TASK OBJECTIVE ▸ Check every line of the data below for the word "Mijn". Copy the ones that have it.

Records from a data collection
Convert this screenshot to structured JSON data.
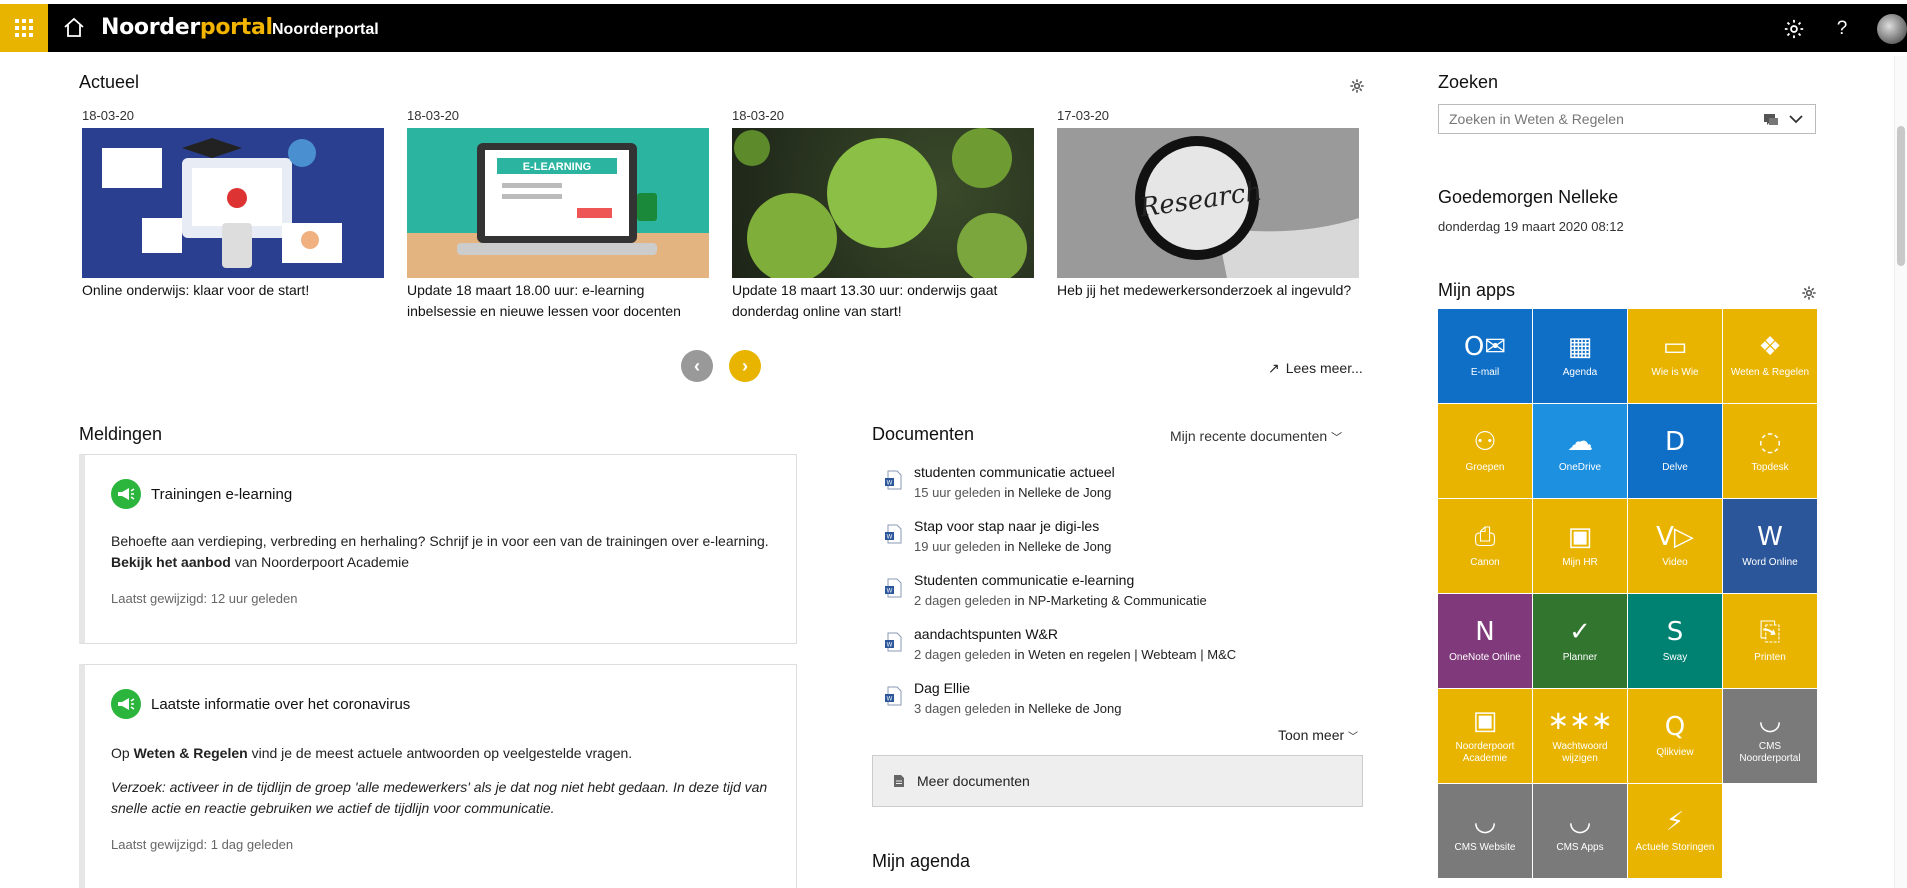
{
  "topbar": {
    "logo_left": "Noorder",
    "logo_right": "portal",
    "site_title": "Noorderportal",
    "help_label": "?"
  },
  "actueel": {
    "title": "Actueel",
    "items": [
      {
        "date": "18-03-20",
        "caption": "Online onderwijs: klaar voor de start!"
      },
      {
        "date": "18-03-20",
        "caption": "Update 18 maart 18.00 uur: e-learning inbelsessie en nieuwe lessen voor docenten",
        "img_text": "E-LEARNING"
      },
      {
        "date": "18-03-20",
        "caption": "Update 18 maart 13.30 uur: onderwijs gaat donderdag online van start!"
      },
      {
        "date": "17-03-20",
        "caption": "Heb jij het medewerkersonderzoek al ingevuld?",
        "img_text": "Research"
      }
    ],
    "prev_label": "‹",
    "next_label": "›",
    "read_more": "Lees meer..."
  },
  "meldingen": {
    "title": "Meldingen",
    "cards": [
      {
        "title": "Trainingen e-learning",
        "body": "Behoefte aan verdieping, verbreding en herhaling? Schrijf je in voor een van de trainingen over e-learning.",
        "link": "Bekijk het aanbod",
        "link_suffix": " van Noorderpoort Academie",
        "meta": "Laatst gewijzigd: 12 uur geleden"
      },
      {
        "title": "Laatste informatie over het coronavirus",
        "body_prefix": "Op ",
        "link": "Weten & Regelen",
        "body_suffix": " vind je de meest actuele antwoorden op veelgestelde vragen.",
        "note": "Verzoek: activeer in de tijdlijn de groep 'alle medewerkers' als je dat nog niet hebt gedaan. In deze tijd van snelle actie en reactie gebruiken we actief de tijdlijn voor communicatie.",
        "meta": "Laatst gewijzigd: 1 dag geleden"
      }
    ]
  },
  "documenten": {
    "title": "Documenten",
    "filter": "Mijn recente documenten",
    "items": [
      {
        "name": "studenten communicatie actueel",
        "time": "15 uur geleden",
        "in": "in",
        "location": "Nelleke de Jong"
      },
      {
        "name": "Stap voor stap naar je digi-les",
        "time": "19 uur geleden",
        "in": "in",
        "location": "Nelleke de Jong"
      },
      {
        "name": "Studenten communicatie e-learning",
        "time": "2 dagen geleden",
        "in": "in",
        "location": "NP-Marketing & Communicatie"
      },
      {
        "name": "aandachtspunten W&R",
        "time": "2 dagen geleden",
        "in": "in",
        "location": "Weten en regelen | Webteam | M&C"
      },
      {
        "name": "Dag Ellie",
        "time": "3 dagen geleden",
        "in": "in",
        "location": "Nelleke de Jong"
      }
    ],
    "show_more": "Toon meer",
    "more_docs": "Meer documenten"
  },
  "agenda": {
    "title": "Mijn agenda"
  },
  "zoeken": {
    "title": "Zoeken",
    "placeholder": "Zoeken in Weten & Regelen"
  },
  "greeting": {
    "text": "Goedemorgen Nelleke",
    "date": "donderdag 19 maart 2020 08:12"
  },
  "apps": {
    "title": "Mijn apps",
    "tiles": [
      {
        "label": "E-mail",
        "color": "#0f6fc6",
        "icon": "O✉"
      },
      {
        "label": "Agenda",
        "color": "#0f6fc6",
        "icon": "▦"
      },
      {
        "label": "Wie is Wie",
        "color": "#e8b400",
        "icon": "▭"
      },
      {
        "label": "Weten & Regelen",
        "color": "#e8b400",
        "icon": "❖"
      },
      {
        "label": "Groepen",
        "color": "#e8b400",
        "icon": "⚇"
      },
      {
        "label": "OneDrive",
        "color": "#1e90e0",
        "icon": "☁"
      },
      {
        "label": "Delve",
        "color": "#0f6fc6",
        "icon": "D"
      },
      {
        "label": "Topdesk",
        "color": "#e8b400",
        "icon": "◌"
      },
      {
        "label": "Canon",
        "color": "#e8b400",
        "icon": "⎙"
      },
      {
        "label": "Mijn HR",
        "color": "#e8b400",
        "icon": "▣"
      },
      {
        "label": "Video",
        "color": "#e8b400",
        "icon": "V▷"
      },
      {
        "label": "Word Online",
        "color": "#2b579a",
        "icon": "W"
      },
      {
        "label": "OneNote Online",
        "color": "#80397b",
        "icon": "N"
      },
      {
        "label": "Planner",
        "color": "#31752f",
        "icon": "✓"
      },
      {
        "label": "Sway",
        "color": "#008272",
        "icon": "S"
      },
      {
        "label": "Printen",
        "color": "#e8b400",
        "icon": "⎘"
      },
      {
        "label": "Noorderpoort Academie",
        "color": "#e8b400",
        "icon": "▣"
      },
      {
        "label": "Wachtwoord wijzigen",
        "color": "#e8b400",
        "icon": "∗∗∗"
      },
      {
        "label": "Qlikview",
        "color": "#e8b400",
        "icon": "Q"
      },
      {
        "label": "CMS Noorderportal",
        "color": "#7a7a7a",
        "icon": "◡"
      },
      {
        "label": "CMS Website",
        "color": "#7a7a7a",
        "icon": "◡"
      },
      {
        "label": "CMS Apps",
        "color": "#7a7a7a",
        "icon": "◡"
      },
      {
        "label": "Actuele Storingen",
        "color": "#e8b400",
        "icon": "⚡"
      }
    ]
  }
}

OUTPUT OF THE TASK ▸
    "filter": "Mijn recente documenten",
    "title": "Mijn agenda"
    "title": "Mijn apps",
        "label": "Mijn HR",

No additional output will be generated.